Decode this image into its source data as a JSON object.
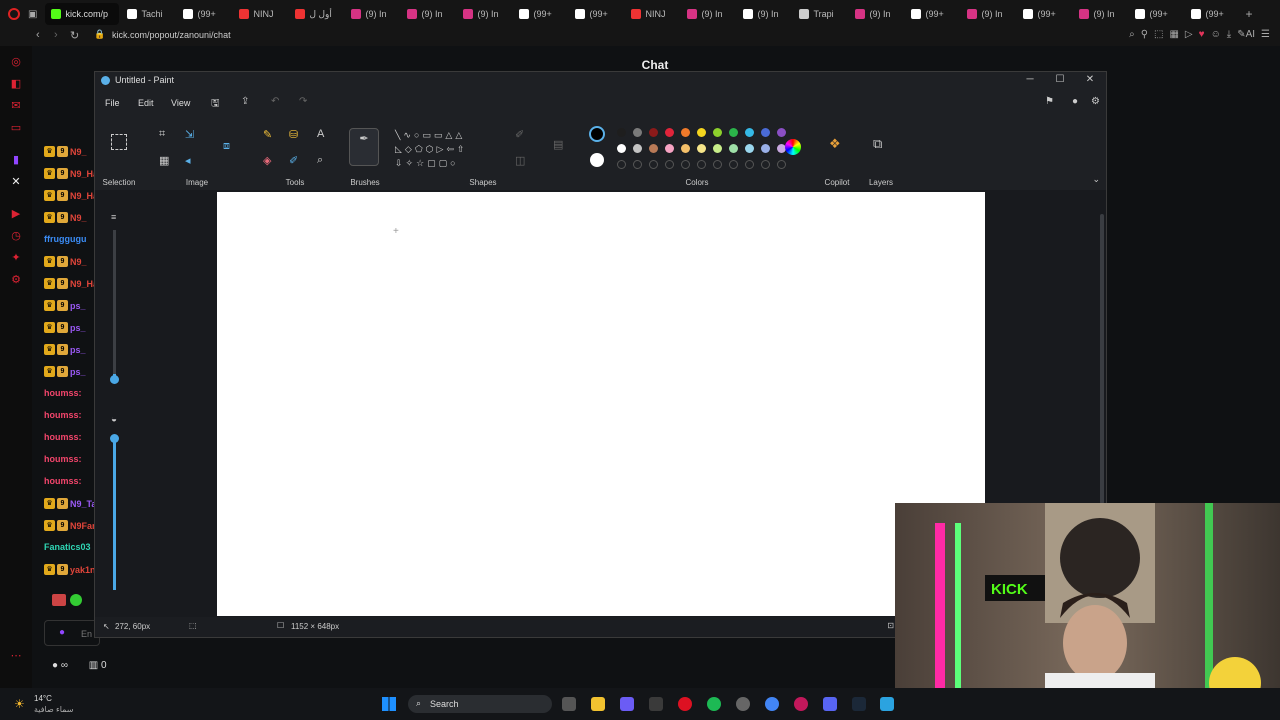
{
  "browser": {
    "tabs": [
      {
        "label": "kick.com/p",
        "active": true,
        "color": "#53fc18"
      },
      {
        "label": "Tachi",
        "color": "#fff"
      },
      {
        "label": "(99+",
        "color": "#fff"
      },
      {
        "label": "NINJ",
        "color": "#e33"
      },
      {
        "label": "أول ل",
        "color": "#e33"
      },
      {
        "label": "(9) In",
        "color": "#d63384"
      },
      {
        "label": "(9) In",
        "color": "#d63384"
      },
      {
        "label": "(9) In",
        "color": "#d63384"
      },
      {
        "label": "(99+",
        "color": "#fff"
      },
      {
        "label": "(99+",
        "color": "#fff"
      },
      {
        "label": "NINJ",
        "color": "#e33"
      },
      {
        "label": "(9) In",
        "color": "#d63384"
      },
      {
        "label": "(9) In",
        "color": "#fff"
      },
      {
        "label": "Trapi",
        "color": "#ccc"
      },
      {
        "label": "(9) In",
        "color": "#d63384"
      },
      {
        "label": "(99+",
        "color": "#fff"
      },
      {
        "label": "(9) In",
        "color": "#d63384"
      },
      {
        "label": "(99+",
        "color": "#fff"
      },
      {
        "label": "(9) In",
        "color": "#d63384"
      },
      {
        "label": "(99+",
        "color": "#fff"
      },
      {
        "label": "(99+",
        "color": "#fff"
      }
    ],
    "url": "kick.com/popout/zanouni/chat"
  },
  "chat": {
    "title": "Chat",
    "lines": [
      {
        "name": "N9_",
        "color": "#e0453a",
        "badge": true
      },
      {
        "name": "N9_Ha",
        "color": "#e0453a",
        "badge": true
      },
      {
        "name": "N9_Ha",
        "color": "#e0453a",
        "badge": true
      },
      {
        "name": "N9_",
        "color": "#e0453a",
        "badge": true
      },
      {
        "name": "ffruggugu",
        "color": "#3b8cf5",
        "badge": false
      },
      {
        "name": "N9_",
        "color": "#e0453a",
        "badge": true
      },
      {
        "name": "N9_Ha",
        "color": "#e0453a",
        "badge": true
      },
      {
        "name": "ps_",
        "color": "#9b59f5",
        "badge": true
      },
      {
        "name": "ps_",
        "color": "#9b59f5",
        "badge": true
      },
      {
        "name": "ps_",
        "color": "#9b59f5",
        "badge": true
      },
      {
        "name": "ps_",
        "color": "#9b59f5",
        "badge": true
      },
      {
        "name": "houmss:",
        "color": "#f2456b",
        "badge": false
      },
      {
        "name": "houmss:",
        "color": "#f2456b",
        "badge": false
      },
      {
        "name": "houmss:",
        "color": "#f2456b",
        "badge": false
      },
      {
        "name": "houmss:",
        "color": "#f2456b",
        "badge": false
      },
      {
        "name": "houmss:",
        "color": "#f2456b",
        "badge": false
      },
      {
        "name": "N9_Tan",
        "color": "#9b59f5",
        "badge": true
      },
      {
        "name": "N9Fan",
        "color": "#e0453a",
        "badge": true
      },
      {
        "name": "Fanatics03",
        "color": "#2fd6b4",
        "badge": false
      },
      {
        "name": "yak1n3",
        "color": "#e0453a",
        "badge": true
      }
    ],
    "input_placeholder": "En",
    "footer_count": "0"
  },
  "paint": {
    "window_title": "Untitled - Paint",
    "menu": [
      "File",
      "Edit",
      "View"
    ],
    "groups": {
      "selection": "Selection",
      "image": "Image",
      "tools": "Tools",
      "brushes": "Brushes",
      "shapes": "Shapes",
      "colors": "Colors",
      "copilot": "Copilot",
      "layers": "Layers"
    },
    "palette_row1": [
      "#1e1e1e",
      "#7a7a7a",
      "#8b1a1a",
      "#e0243a",
      "#f07a2a",
      "#f5d51e",
      "#8dd02c",
      "#2bb54a",
      "#35b9e6",
      "#4a6bd6",
      "#8a4fc4"
    ],
    "palette_row2": [
      "#ffffff",
      "#c3c3c3",
      "#b97a57",
      "#f6a3c3",
      "#f5c06a",
      "#f6e58a",
      "#c8ee8a",
      "#9ee0a8",
      "#9ad7ee",
      "#9ab0e8",
      "#c8a8e0"
    ],
    "status": {
      "cursor_pos": "272, 60px",
      "canvas_size": "1152 × 648px"
    }
  },
  "taskbar": {
    "weather_temp": "14°C",
    "weather_desc": "سماء صافية",
    "search_label": "Search"
  }
}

···

#### Work to do:
Find the word "image" in the material, then list each line that holds it.

#### Final answer:
Decode this image into its source data as a JSON object.
      "image": "Image",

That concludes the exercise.